*Your goal*:
Copy the data precisely, keeping every character.

*Provided information*:

%%

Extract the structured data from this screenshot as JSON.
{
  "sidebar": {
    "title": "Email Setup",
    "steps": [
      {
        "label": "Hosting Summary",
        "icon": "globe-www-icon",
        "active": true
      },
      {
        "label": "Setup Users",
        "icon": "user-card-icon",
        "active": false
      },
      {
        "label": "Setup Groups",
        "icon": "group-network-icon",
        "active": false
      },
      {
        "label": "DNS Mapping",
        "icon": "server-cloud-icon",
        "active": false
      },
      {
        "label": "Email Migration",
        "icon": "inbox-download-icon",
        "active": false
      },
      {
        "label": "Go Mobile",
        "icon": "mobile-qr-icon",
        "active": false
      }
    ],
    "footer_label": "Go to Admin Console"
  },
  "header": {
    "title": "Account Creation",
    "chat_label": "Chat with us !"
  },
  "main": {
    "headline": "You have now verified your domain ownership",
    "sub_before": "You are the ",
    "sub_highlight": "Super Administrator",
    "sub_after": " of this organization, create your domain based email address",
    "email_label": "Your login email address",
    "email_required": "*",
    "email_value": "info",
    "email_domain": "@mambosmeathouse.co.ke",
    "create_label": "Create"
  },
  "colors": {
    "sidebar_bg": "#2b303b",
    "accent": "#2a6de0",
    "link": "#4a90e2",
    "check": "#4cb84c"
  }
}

%%

*Full solution*:
Extract the structured data from this screenshot as JSON.
{
  "sidebar": {
    "title": "Email Setup",
    "steps": [
      {
        "label": "Hosting Summary",
        "icon": "globe-www-icon",
        "active": true
      },
      {
        "label": "Setup Users",
        "icon": "user-card-icon",
        "active": false
      },
      {
        "label": "Setup Groups",
        "icon": "group-network-icon",
        "active": false
      },
      {
        "label": "DNS Mapping",
        "icon": "server-cloud-icon",
        "active": false
      },
      {
        "label": "Email Migration",
        "icon": "inbox-download-icon",
        "active": false
      },
      {
        "label": "Go Mobile",
        "icon": "mobile-qr-icon",
        "active": false
      }
    ],
    "footer_label": "Go to Admin Console"
  },
  "header": {
    "title": "Account Creation",
    "chat_label": "Chat with us !"
  },
  "main": {
    "headline": "You have now verified your domain ownership",
    "sub_before": "You are the ",
    "sub_highlight": "Super Administrator",
    "sub_after": " of this organization, create your domain based email address",
    "email_label": "Your login email address",
    "email_required": "*",
    "email_value": "info",
    "email_domain": "@mambosmeathouse.co.ke",
    "create_label": "Create"
  },
  "colors": {
    "sidebar_bg": "#2b303b",
    "accent": "#2a6de0",
    "link": "#4a90e2",
    "check": "#4cb84c"
  }
}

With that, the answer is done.